[BEGIN Material for this exercise]

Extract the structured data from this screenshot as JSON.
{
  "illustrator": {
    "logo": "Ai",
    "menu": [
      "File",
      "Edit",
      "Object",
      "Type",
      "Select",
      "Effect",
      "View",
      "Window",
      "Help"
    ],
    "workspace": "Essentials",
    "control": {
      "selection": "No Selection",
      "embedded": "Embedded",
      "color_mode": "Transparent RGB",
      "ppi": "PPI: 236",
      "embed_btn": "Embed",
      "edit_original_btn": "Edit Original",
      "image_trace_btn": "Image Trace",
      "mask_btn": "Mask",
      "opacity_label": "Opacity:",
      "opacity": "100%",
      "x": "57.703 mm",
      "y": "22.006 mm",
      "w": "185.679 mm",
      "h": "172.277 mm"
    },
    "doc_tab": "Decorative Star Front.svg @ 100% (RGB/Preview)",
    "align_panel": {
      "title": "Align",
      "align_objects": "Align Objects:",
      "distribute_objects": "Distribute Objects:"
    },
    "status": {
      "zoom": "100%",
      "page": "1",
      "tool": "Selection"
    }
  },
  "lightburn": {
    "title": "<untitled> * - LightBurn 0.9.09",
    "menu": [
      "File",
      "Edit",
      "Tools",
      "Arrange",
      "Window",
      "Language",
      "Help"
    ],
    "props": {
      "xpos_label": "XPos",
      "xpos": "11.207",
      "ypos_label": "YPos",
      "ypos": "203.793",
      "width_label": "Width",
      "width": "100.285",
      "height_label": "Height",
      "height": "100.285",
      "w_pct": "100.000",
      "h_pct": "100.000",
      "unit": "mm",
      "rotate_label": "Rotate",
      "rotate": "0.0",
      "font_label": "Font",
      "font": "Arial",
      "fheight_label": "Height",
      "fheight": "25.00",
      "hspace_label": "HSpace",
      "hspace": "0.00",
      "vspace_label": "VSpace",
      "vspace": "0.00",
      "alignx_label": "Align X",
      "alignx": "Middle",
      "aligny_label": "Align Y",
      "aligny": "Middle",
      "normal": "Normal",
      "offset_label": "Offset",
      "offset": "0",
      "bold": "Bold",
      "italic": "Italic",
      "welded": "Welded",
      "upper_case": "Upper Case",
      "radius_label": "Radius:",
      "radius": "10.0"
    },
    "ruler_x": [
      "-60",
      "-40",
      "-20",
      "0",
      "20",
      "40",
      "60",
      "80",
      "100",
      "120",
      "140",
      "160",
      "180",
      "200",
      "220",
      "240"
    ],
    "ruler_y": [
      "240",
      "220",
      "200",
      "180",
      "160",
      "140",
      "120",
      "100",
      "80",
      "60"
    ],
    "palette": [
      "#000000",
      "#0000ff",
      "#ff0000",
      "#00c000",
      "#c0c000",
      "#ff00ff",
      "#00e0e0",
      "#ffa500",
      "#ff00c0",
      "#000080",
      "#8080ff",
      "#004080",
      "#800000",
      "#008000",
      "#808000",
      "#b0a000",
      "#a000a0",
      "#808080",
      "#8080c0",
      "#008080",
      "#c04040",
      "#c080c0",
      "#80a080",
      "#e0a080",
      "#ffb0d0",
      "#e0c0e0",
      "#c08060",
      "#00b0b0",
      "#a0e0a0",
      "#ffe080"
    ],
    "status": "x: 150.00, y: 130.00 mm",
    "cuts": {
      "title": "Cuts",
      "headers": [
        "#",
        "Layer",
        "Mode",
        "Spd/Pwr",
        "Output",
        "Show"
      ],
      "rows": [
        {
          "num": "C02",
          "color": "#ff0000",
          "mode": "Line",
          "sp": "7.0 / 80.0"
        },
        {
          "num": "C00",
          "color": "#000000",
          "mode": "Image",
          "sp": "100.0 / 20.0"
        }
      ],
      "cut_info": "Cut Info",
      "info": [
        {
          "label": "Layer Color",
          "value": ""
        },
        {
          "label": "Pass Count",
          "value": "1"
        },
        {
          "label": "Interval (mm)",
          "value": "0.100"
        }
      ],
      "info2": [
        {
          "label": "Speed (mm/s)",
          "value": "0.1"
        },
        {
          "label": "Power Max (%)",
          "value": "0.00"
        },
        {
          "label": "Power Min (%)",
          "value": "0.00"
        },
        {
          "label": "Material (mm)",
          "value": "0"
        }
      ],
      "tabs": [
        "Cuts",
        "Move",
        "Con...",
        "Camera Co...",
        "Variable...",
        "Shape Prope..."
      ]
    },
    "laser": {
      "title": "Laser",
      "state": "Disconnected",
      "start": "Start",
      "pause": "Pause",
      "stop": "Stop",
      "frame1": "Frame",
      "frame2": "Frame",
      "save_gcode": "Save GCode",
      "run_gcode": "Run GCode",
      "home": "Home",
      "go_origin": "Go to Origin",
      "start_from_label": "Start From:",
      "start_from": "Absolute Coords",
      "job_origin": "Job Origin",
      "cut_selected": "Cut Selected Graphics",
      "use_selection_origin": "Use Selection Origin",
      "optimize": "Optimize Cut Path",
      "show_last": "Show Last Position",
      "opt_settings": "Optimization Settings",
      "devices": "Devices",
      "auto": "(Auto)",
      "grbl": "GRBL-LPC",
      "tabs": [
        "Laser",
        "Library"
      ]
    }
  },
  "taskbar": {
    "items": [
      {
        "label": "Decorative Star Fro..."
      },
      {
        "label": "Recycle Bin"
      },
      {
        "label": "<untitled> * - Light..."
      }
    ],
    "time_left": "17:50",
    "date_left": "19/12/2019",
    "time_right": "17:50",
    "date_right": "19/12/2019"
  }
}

[END Material for this exercise]

--- What you have to do ---
Copy all the entries verbatim.

--- Task solution ---
Extract the structured data from this screenshot as JSON.
{
  "illustrator": {
    "logo": "Ai",
    "menu": [
      "File",
      "Edit",
      "Object",
      "Type",
      "Select",
      "Effect",
      "View",
      "Window",
      "Help"
    ],
    "workspace": "Essentials",
    "control": {
      "selection": "No Selection",
      "embedded": "Embedded",
      "color_mode": "Transparent RGB",
      "ppi": "PPI: 236",
      "embed_btn": "Embed",
      "edit_original_btn": "Edit Original",
      "image_trace_btn": "Image Trace",
      "mask_btn": "Mask",
      "opacity_label": "Opacity:",
      "opacity": "100%",
      "x": "57.703 mm",
      "y": "22.006 mm",
      "w": "185.679 mm",
      "h": "172.277 mm"
    },
    "doc_tab": "Decorative Star Front.svg @ 100% (RGB/Preview)",
    "align_panel": {
      "title": "Align",
      "align_objects": "Align Objects:",
      "distribute_objects": "Distribute Objects:"
    },
    "status": {
      "zoom": "100%",
      "page": "1",
      "tool": "Selection"
    }
  },
  "lightburn": {
    "title": "<untitled> * - LightBurn 0.9.09",
    "menu": [
      "File",
      "Edit",
      "Tools",
      "Arrange",
      "Window",
      "Language",
      "Help"
    ],
    "props": {
      "xpos_label": "XPos",
      "xpos": "11.207",
      "ypos_label": "YPos",
      "ypos": "203.793",
      "width_label": "Width",
      "width": "100.285",
      "height_label": "Height",
      "height": "100.285",
      "w_pct": "100.000",
      "h_pct": "100.000",
      "unit": "mm",
      "rotate_label": "Rotate",
      "rotate": "0.0",
      "font_label": "Font",
      "font": "Arial",
      "fheight_label": "Height",
      "fheight": "25.00",
      "hspace_label": "HSpace",
      "hspace": "0.00",
      "vspace_label": "VSpace",
      "vspace": "0.00",
      "alignx_label": "Align X",
      "alignx": "Middle",
      "aligny_label": "Align Y",
      "aligny": "Middle",
      "normal": "Normal",
      "offset_label": "Offset",
      "offset": "0",
      "bold": "Bold",
      "italic": "Italic",
      "welded": "Welded",
      "upper_case": "Upper Case",
      "radius_label": "Radius:",
      "radius": "10.0"
    },
    "ruler_x": [
      "-60",
      "-40",
      "-20",
      "0",
      "20",
      "40",
      "60",
      "80",
      "100",
      "120",
      "140",
      "160",
      "180",
      "200",
      "220",
      "240"
    ],
    "ruler_y": [
      "240",
      "220",
      "200",
      "180",
      "160",
      "140",
      "120",
      "100",
      "80",
      "60"
    ],
    "palette": [
      "#000000",
      "#0000ff",
      "#ff0000",
      "#00c000",
      "#c0c000",
      "#ff00ff",
      "#00e0e0",
      "#ffa500",
      "#ff00c0",
      "#000080",
      "#8080ff",
      "#004080",
      "#800000",
      "#008000",
      "#808000",
      "#b0a000",
      "#a000a0",
      "#808080",
      "#8080c0",
      "#008080",
      "#c04040",
      "#c080c0",
      "#80a080",
      "#e0a080",
      "#ffb0d0",
      "#e0c0e0",
      "#c08060",
      "#00b0b0",
      "#a0e0a0",
      "#ffe080"
    ],
    "status": "x: 150.00, y: 130.00 mm",
    "cuts": {
      "title": "Cuts",
      "headers": [
        "#",
        "Layer",
        "Mode",
        "Spd/Pwr",
        "Output",
        "Show"
      ],
      "rows": [
        {
          "num": "C02",
          "color": "#ff0000",
          "mode": "Line",
          "sp": "7.0 / 80.0"
        },
        {
          "num": "C00",
          "color": "#000000",
          "mode": "Image",
          "sp": "100.0 / 20.0"
        }
      ],
      "cut_info": "Cut Info",
      "info": [
        {
          "label": "Layer Color",
          "value": ""
        },
        {
          "label": "Pass Count",
          "value": "1"
        },
        {
          "label": "Interval (mm)",
          "value": "0.100"
        }
      ],
      "info2": [
        {
          "label": "Speed (mm/s)",
          "value": "0.1"
        },
        {
          "label": "Power Max (%)",
          "value": "0.00"
        },
        {
          "label": "Power Min (%)",
          "value": "0.00"
        },
        {
          "label": "Material (mm)",
          "value": "0"
        }
      ],
      "tabs": [
        "Cuts",
        "Move",
        "Con...",
        "Camera Co...",
        "Variable...",
        "Shape Prope..."
      ]
    },
    "laser": {
      "title": "Laser",
      "state": "Disconnected",
      "start": "Start",
      "pause": "Pause",
      "stop": "Stop",
      "frame1": "Frame",
      "frame2": "Frame",
      "save_gcode": "Save GCode",
      "run_gcode": "Run GCode",
      "home": "Home",
      "go_origin": "Go to Origin",
      "start_from_label": "Start From:",
      "start_from": "Absolute Coords",
      "job_origin": "Job Origin",
      "cut_selected": "Cut Selected Graphics",
      "use_selection_origin": "Use Selection Origin",
      "optimize": "Optimize Cut Path",
      "show_last": "Show Last Position",
      "opt_settings": "Optimization Settings",
      "devices": "Devices",
      "auto": "(Auto)",
      "grbl": "GRBL-LPC",
      "tabs": [
        "Laser",
        "Library"
      ]
    }
  },
  "taskbar": {
    "items": [
      {
        "label": "Decorative Star Fro..."
      },
      {
        "label": "Recycle Bin"
      },
      {
        "label": "<untitled> * - Light..."
      }
    ],
    "time_left": "17:50",
    "date_left": "19/12/2019",
    "time_right": "17:50",
    "date_right": "19/12/2019"
  }
}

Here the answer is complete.